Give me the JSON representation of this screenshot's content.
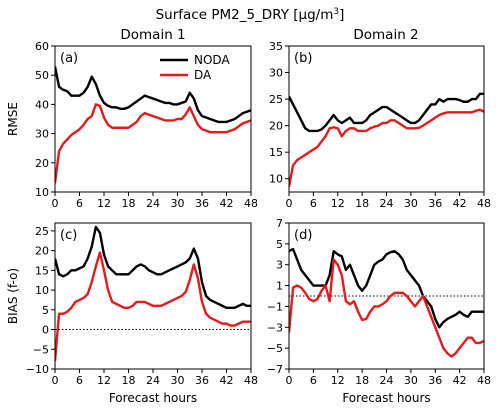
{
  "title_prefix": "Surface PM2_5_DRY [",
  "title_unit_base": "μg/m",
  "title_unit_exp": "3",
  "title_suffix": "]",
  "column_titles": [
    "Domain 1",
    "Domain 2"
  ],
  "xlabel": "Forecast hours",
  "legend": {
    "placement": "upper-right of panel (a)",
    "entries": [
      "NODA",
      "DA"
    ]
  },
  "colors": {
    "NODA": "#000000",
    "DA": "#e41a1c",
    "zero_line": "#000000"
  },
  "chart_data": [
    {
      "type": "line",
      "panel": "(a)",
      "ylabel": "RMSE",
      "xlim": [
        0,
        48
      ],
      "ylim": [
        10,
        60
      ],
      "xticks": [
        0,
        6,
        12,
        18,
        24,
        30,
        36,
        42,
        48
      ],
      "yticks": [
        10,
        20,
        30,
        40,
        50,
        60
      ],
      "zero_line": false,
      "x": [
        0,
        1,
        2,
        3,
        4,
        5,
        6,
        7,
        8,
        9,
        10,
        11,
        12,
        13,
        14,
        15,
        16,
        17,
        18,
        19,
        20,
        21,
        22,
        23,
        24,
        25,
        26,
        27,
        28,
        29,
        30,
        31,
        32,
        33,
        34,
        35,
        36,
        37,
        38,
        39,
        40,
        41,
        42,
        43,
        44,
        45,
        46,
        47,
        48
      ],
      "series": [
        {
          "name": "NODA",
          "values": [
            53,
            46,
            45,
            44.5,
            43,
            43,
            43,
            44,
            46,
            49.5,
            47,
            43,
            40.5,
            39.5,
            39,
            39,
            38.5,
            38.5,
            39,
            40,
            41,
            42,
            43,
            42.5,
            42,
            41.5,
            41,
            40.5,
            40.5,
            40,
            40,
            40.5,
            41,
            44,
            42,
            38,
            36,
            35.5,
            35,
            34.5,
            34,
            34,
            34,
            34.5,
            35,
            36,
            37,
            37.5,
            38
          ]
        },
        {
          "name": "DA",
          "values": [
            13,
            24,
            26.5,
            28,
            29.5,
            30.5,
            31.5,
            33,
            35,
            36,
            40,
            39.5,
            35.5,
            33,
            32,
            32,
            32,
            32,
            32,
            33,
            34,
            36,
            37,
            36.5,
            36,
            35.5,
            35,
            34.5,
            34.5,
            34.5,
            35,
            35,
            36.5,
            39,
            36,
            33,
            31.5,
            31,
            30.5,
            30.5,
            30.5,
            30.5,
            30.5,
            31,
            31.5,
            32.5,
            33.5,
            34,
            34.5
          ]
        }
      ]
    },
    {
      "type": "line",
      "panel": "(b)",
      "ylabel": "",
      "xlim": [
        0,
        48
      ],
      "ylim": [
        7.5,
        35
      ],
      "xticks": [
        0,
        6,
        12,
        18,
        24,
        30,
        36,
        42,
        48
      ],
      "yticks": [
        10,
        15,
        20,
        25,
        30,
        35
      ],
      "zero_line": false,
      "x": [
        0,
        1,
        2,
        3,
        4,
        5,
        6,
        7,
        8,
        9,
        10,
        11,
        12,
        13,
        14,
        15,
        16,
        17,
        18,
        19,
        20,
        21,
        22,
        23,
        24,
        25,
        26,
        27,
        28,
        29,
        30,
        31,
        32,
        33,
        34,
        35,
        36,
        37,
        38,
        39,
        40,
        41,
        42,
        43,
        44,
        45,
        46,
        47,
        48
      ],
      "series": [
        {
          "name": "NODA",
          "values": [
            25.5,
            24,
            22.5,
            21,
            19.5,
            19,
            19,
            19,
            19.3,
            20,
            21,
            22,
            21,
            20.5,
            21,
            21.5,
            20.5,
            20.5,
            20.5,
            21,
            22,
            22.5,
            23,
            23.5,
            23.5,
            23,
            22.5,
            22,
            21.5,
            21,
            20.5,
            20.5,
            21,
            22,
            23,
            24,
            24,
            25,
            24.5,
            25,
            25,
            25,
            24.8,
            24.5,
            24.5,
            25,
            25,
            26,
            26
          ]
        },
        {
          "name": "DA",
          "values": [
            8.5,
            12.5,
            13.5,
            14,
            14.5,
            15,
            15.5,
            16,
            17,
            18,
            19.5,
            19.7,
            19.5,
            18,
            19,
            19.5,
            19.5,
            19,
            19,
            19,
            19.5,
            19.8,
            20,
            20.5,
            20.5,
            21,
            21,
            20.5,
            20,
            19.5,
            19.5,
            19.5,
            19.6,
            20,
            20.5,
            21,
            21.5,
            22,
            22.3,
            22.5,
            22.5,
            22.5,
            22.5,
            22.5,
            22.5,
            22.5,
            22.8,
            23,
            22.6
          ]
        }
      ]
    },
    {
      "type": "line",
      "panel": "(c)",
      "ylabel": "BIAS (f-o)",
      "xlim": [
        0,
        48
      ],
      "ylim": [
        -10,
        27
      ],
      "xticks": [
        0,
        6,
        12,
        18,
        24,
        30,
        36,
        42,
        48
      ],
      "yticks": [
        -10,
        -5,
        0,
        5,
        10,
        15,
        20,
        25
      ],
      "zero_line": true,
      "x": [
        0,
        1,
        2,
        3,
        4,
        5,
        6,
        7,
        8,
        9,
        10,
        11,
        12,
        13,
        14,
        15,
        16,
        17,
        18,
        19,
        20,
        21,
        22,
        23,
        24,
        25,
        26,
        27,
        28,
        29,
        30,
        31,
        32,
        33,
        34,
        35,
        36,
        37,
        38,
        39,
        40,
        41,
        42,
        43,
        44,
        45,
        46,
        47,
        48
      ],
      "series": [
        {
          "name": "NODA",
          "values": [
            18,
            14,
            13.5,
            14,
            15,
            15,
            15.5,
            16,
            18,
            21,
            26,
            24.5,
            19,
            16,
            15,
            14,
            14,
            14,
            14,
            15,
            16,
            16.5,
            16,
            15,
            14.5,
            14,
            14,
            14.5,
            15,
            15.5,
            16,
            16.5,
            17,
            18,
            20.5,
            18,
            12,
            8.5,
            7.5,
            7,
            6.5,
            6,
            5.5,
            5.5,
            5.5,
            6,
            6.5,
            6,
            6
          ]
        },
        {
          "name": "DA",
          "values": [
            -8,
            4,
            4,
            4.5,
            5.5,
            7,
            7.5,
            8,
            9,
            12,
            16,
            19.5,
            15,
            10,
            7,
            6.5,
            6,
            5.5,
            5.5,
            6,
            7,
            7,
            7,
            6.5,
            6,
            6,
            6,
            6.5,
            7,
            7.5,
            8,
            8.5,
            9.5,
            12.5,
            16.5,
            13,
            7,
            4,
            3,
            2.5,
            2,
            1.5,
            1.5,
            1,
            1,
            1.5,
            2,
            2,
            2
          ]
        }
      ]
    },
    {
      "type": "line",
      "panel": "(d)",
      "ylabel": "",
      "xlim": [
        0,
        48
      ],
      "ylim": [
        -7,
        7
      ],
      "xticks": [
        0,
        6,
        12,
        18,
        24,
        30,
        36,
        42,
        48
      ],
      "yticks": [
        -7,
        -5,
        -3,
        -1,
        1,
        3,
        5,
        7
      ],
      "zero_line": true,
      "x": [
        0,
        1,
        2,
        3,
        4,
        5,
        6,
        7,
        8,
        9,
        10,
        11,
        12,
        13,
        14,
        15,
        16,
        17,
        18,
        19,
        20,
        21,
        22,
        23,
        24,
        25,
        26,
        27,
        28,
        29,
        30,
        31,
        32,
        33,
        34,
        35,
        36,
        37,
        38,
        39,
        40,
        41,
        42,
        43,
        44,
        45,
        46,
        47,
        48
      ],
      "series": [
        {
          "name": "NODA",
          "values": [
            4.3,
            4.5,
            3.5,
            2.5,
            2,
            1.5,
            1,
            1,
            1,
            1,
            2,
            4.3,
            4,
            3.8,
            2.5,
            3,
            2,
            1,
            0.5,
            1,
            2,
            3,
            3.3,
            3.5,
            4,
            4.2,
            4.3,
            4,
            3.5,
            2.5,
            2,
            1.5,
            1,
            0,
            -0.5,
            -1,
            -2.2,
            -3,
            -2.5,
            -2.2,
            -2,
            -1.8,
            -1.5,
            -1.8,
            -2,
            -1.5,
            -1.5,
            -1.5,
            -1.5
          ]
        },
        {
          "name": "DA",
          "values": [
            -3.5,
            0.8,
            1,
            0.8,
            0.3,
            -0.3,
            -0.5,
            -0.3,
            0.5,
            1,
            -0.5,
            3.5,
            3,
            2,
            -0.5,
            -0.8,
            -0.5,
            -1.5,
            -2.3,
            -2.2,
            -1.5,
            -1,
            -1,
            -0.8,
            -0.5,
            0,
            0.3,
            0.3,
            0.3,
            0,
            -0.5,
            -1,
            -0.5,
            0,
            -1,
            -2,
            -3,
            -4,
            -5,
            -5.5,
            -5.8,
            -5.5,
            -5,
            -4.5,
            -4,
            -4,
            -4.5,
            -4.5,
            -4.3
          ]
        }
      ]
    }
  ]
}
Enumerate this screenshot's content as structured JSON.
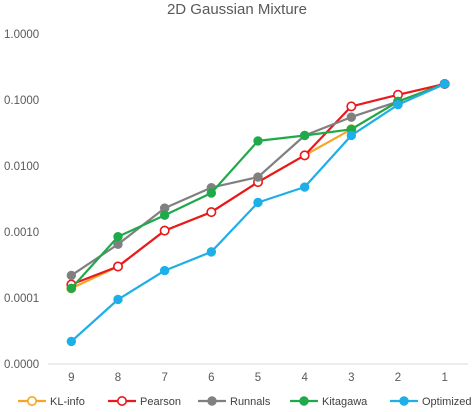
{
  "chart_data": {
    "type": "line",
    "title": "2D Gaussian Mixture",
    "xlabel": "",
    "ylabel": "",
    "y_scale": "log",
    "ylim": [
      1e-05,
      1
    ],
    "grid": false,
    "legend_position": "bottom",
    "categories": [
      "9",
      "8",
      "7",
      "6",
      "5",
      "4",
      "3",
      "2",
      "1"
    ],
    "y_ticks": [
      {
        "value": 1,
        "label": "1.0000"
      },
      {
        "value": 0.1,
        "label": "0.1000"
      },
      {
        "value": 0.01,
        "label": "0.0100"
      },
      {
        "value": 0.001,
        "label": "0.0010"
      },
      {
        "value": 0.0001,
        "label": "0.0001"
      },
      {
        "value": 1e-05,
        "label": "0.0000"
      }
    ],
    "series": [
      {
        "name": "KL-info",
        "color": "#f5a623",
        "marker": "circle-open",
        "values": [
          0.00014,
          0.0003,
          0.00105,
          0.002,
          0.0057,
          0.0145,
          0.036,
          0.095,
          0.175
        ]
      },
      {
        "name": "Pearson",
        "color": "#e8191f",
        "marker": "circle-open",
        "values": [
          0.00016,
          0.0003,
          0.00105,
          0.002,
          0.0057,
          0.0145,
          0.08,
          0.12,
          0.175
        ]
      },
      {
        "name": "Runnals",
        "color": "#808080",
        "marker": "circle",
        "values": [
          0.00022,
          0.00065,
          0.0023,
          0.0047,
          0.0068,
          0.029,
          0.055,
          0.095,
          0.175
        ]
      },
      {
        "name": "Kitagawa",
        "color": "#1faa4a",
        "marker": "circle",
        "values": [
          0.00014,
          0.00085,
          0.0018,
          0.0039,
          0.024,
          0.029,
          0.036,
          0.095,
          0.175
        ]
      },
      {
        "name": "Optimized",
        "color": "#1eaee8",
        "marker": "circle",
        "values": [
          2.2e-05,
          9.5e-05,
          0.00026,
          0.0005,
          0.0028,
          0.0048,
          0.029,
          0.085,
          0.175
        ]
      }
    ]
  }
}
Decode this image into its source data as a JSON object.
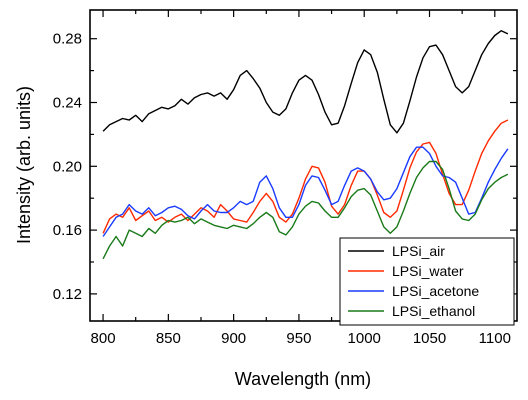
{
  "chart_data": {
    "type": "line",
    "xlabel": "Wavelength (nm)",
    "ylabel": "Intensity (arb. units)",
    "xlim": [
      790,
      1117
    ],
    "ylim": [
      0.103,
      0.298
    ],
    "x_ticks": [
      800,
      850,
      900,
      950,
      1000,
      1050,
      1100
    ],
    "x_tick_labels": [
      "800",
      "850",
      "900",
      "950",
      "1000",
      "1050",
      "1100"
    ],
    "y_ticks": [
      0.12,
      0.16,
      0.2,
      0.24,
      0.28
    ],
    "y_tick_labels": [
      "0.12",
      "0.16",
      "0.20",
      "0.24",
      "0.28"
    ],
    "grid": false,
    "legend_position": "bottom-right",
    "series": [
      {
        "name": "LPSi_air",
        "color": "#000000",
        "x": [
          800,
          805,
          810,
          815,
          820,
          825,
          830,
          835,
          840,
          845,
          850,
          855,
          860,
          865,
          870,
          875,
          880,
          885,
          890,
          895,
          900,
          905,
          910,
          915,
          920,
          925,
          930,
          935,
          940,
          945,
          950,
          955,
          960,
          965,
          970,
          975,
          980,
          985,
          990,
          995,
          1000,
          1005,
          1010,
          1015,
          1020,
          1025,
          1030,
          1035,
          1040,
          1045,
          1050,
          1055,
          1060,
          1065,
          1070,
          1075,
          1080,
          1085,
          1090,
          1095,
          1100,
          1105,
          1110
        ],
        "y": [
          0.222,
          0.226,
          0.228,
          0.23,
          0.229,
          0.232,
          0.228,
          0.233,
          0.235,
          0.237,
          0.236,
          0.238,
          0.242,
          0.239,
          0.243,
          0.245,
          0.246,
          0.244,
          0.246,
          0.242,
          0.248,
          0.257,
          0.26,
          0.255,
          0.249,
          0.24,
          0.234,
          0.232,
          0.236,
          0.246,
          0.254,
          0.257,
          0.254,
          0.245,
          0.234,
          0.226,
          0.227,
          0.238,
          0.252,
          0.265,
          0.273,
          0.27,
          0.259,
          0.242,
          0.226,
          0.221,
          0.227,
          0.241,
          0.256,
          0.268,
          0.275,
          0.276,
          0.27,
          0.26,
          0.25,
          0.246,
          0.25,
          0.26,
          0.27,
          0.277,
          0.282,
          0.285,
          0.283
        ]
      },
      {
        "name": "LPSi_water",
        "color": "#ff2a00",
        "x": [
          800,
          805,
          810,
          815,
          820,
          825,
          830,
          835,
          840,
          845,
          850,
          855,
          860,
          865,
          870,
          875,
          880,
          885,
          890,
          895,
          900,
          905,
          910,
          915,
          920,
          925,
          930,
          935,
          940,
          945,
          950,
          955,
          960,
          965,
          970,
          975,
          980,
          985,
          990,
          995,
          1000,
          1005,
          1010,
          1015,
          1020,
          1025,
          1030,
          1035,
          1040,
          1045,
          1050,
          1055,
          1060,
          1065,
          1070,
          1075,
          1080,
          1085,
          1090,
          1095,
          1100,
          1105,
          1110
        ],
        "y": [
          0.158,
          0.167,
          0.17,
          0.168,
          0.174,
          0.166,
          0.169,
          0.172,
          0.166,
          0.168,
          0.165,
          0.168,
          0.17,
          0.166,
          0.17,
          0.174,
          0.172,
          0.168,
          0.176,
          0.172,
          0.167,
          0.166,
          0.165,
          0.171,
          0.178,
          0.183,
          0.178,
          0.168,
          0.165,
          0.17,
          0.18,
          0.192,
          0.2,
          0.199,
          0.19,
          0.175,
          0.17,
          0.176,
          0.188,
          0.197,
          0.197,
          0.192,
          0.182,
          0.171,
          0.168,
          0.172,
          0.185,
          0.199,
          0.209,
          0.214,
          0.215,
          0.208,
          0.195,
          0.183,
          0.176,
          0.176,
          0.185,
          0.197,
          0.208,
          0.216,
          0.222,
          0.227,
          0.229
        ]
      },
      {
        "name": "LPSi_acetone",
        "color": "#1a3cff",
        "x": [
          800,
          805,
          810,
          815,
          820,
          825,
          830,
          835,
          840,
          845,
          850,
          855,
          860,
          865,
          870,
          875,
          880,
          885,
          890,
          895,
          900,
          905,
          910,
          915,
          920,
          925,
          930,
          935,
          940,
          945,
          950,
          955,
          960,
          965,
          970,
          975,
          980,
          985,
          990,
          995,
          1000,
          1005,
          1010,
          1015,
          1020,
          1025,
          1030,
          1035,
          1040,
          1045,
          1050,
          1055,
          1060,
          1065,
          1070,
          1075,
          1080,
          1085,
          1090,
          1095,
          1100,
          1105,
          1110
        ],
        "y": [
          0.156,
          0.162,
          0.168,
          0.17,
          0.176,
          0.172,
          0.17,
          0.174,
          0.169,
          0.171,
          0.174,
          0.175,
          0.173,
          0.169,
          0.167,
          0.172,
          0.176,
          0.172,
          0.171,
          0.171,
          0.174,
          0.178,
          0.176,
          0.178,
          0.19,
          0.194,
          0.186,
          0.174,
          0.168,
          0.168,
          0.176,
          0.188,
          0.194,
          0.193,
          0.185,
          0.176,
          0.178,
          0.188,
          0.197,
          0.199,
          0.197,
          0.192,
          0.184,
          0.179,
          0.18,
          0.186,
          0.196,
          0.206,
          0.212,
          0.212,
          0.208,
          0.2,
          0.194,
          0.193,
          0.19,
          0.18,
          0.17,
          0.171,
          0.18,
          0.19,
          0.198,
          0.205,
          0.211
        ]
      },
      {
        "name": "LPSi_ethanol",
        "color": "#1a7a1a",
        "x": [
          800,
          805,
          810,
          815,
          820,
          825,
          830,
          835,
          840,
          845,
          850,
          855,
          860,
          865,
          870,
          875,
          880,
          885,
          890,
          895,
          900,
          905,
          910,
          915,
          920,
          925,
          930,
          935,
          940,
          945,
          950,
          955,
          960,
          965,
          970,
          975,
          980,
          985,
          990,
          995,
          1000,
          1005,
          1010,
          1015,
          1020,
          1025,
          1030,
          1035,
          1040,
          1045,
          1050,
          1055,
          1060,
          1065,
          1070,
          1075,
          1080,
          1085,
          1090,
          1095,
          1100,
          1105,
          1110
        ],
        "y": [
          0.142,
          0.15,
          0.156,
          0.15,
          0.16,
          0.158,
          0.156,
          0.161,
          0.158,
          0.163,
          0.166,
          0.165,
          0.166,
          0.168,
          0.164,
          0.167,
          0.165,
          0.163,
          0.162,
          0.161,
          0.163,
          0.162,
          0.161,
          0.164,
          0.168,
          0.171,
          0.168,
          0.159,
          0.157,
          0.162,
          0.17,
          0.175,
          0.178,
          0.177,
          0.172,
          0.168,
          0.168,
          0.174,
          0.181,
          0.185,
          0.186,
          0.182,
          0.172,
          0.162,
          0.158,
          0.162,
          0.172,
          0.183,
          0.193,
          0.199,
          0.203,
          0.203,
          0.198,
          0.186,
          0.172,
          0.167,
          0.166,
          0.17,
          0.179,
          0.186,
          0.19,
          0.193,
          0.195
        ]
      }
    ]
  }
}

# What is required
How many of these lines contain "xlabel"? Write only the number.

# Task solution
3